→ WRITTEN TASK 1: Retype the stored dataset items from the start through the line that contains "change-abs-cell[interactable]: 700 —", including both of those lines.

→ TEXT SECTION:
◇ ◇ ◇ ◇ ◇ ◇ ◇
Humpday (2009) – No Pretty, No Mercy

While I am happy to join the chorus of disapproval surrounding the state of British universities, I cannot help but feel that there was something inevitable about the current wave of cuts and restructurings.  The problem is that, while there has been a massive expansion in higher and post-graduate education, much of this expansion was founded on a lie, the lie that you can teach someone to be insightful. Universities are brilliant at immersing you in a subject and teaching you to produce papers that look like the sort of things that academics should produce, but they cannot teach you to look at a phenomenon and say something truly original.  You cannot teach originality because you cannot teach creativity and you cannot teach creativity because you cannot teach insight.  Nowhere are the products of this lie more obvious than in contemporary film.
◇ ◇ ◇ ◇ ◇ ◇ ◇
→ WRITTEN TASK 2:
Answer these questions from the Humpday review:
(a) What was much of the expansion in higher and post-graduate education founded on?
(b) What are universities brilliant at, according to the review?
(c) Where are the products of this lie most obvious?

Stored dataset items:
◇ ◇ ◇ ◇ ◇ ◇ ◇
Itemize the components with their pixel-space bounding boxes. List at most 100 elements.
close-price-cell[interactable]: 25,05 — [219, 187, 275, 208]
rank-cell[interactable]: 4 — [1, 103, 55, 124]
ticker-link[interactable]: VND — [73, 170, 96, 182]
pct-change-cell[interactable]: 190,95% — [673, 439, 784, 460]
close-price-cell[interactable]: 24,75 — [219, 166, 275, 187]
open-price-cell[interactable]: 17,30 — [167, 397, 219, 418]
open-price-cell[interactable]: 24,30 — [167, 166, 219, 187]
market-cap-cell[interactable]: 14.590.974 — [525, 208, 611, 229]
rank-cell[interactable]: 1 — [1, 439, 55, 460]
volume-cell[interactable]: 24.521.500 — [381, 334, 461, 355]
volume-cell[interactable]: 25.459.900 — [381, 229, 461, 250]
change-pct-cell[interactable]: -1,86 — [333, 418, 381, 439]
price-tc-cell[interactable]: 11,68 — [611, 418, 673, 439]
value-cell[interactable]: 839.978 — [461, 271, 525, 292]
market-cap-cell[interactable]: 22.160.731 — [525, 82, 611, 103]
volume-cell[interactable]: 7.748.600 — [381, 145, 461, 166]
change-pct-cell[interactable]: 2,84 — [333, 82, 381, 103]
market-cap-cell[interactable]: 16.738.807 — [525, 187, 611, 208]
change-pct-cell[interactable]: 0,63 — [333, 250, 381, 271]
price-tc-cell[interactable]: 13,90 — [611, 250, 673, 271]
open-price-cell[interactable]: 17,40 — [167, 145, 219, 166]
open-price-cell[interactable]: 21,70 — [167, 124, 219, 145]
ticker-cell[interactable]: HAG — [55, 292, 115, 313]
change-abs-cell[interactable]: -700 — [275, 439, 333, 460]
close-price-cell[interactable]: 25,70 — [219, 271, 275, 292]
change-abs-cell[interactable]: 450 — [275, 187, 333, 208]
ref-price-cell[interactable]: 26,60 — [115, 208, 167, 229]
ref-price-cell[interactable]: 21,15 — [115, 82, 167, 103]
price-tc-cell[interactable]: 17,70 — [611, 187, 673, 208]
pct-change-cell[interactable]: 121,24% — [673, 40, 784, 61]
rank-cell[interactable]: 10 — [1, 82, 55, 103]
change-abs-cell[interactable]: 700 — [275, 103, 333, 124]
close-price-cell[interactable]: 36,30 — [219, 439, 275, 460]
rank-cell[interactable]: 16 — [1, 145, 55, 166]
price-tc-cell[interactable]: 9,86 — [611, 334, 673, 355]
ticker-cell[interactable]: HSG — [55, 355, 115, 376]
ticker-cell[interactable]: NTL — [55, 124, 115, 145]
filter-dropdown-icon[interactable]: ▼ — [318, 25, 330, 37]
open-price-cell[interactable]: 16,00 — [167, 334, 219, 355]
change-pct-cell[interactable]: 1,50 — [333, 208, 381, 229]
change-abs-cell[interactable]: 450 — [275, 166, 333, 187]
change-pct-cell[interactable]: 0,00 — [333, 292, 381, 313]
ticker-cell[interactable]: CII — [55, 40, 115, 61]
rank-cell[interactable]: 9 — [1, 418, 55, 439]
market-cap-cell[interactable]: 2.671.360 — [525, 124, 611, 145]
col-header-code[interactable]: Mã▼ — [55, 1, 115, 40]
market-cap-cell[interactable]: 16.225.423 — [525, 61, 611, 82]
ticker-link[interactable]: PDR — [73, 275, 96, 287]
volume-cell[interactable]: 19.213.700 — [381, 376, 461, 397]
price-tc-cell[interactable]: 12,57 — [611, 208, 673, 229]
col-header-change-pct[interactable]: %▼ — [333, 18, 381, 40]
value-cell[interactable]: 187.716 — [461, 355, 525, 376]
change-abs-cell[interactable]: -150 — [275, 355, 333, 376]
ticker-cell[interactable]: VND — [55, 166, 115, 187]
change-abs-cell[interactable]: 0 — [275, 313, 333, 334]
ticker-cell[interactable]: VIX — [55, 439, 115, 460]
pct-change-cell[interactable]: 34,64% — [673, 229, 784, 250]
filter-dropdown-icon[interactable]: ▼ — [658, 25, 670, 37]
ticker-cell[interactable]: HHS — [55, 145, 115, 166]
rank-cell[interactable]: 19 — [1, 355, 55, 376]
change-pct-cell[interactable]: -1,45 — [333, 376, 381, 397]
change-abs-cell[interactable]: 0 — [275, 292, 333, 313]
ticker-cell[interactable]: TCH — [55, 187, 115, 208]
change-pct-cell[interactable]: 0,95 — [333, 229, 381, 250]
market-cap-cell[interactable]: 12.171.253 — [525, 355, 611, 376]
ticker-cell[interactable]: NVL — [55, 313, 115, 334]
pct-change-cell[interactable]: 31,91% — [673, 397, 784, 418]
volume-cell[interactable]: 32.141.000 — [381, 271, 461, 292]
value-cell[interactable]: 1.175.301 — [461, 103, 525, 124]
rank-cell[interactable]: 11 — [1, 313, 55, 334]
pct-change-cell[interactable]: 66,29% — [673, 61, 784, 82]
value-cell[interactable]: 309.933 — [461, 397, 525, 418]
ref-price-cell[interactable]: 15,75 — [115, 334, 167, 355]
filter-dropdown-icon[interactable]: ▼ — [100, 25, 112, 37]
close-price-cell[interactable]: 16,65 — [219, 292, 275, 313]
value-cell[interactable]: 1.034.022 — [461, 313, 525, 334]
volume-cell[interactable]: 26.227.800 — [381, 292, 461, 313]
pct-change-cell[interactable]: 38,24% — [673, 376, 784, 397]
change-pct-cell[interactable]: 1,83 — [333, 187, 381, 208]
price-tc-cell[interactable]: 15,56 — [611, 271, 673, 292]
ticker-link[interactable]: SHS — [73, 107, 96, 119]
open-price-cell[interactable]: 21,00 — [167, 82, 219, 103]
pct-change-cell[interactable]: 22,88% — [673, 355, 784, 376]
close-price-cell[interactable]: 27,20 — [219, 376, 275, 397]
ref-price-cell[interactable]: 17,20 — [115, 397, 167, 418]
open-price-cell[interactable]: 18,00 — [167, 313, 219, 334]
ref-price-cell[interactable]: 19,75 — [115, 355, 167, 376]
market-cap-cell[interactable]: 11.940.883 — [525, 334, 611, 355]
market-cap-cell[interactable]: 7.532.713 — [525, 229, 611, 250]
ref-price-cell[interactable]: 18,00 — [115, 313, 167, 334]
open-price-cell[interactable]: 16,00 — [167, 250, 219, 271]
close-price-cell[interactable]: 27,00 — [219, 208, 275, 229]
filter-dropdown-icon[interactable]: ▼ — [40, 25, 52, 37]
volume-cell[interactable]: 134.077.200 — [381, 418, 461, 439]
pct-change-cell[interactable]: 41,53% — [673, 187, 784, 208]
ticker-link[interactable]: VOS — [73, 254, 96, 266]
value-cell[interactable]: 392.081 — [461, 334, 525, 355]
◇ ◇ ◇ ◇ ◇ ◇ ◇
→ TASK ANSWER 1:
Itemize the components with their pixel-space bounding boxes. List at most 100 elements.
close-price-cell[interactable]: 25,05 — [219, 187, 275, 208]
rank-cell[interactable]: 4 — [1, 103, 55, 124]
ticker-link[interactable]: VND — [73, 170, 96, 182]
pct-change-cell[interactable]: 190,95% — [673, 439, 784, 460]
close-price-cell[interactable]: 24,75 — [219, 166, 275, 187]
open-price-cell[interactable]: 17,30 — [167, 397, 219, 418]
open-price-cell[interactable]: 24,30 — [167, 166, 219, 187]
market-cap-cell[interactable]: 14.590.974 — [525, 208, 611, 229]
rank-cell[interactable]: 1 — [1, 439, 55, 460]
volume-cell[interactable]: 24.521.500 — [381, 334, 461, 355]
volume-cell[interactable]: 25.459.900 — [381, 229, 461, 250]
change-pct-cell[interactable]: -1,86 — [333, 418, 381, 439]
price-tc-cell[interactable]: 11,68 — [611, 418, 673, 439]
value-cell[interactable]: 839.978 — [461, 271, 525, 292]
market-cap-cell[interactable]: 22.160.731 — [525, 82, 611, 103]
volume-cell[interactable]: 7.748.600 — [381, 145, 461, 166]
change-pct-cell[interactable]: 2,84 — [333, 82, 381, 103]
market-cap-cell[interactable]: 16.738.807 — [525, 187, 611, 208]
change-pct-cell[interactable]: 0,63 — [333, 250, 381, 271]
price-tc-cell[interactable]: 13,90 — [611, 250, 673, 271]
open-price-cell[interactable]: 17,40 — [167, 145, 219, 166]
open-price-cell[interactable]: 21,70 — [167, 124, 219, 145]
ticker-cell[interactable]: HAG — [55, 292, 115, 313]
change-abs-cell[interactable]: -700 — [275, 439, 333, 460]
close-price-cell[interactable]: 25,70 — [219, 271, 275, 292]
change-abs-cell[interactable]: 450 — [275, 187, 333, 208]
ref-price-cell[interactable]: 26,60 — [115, 208, 167, 229]
ref-price-cell[interactable]: 21,15 — [115, 82, 167, 103]
price-tc-cell[interactable]: 17,70 — [611, 187, 673, 208]
pct-change-cell[interactable]: 121,24% — [673, 40, 784, 61]
rank-cell[interactable]: 10 — [1, 82, 55, 103]
change-abs-cell[interactable]: 700 — [275, 103, 333, 124]

→ TASK ANSWER 2:
(a) A lie: the lie that you can teach someone to be insightful.
(b) Immersing you in a subject and teaching you to produce papers that look like the sort of things that academics should produce.
(c) In contemporary film.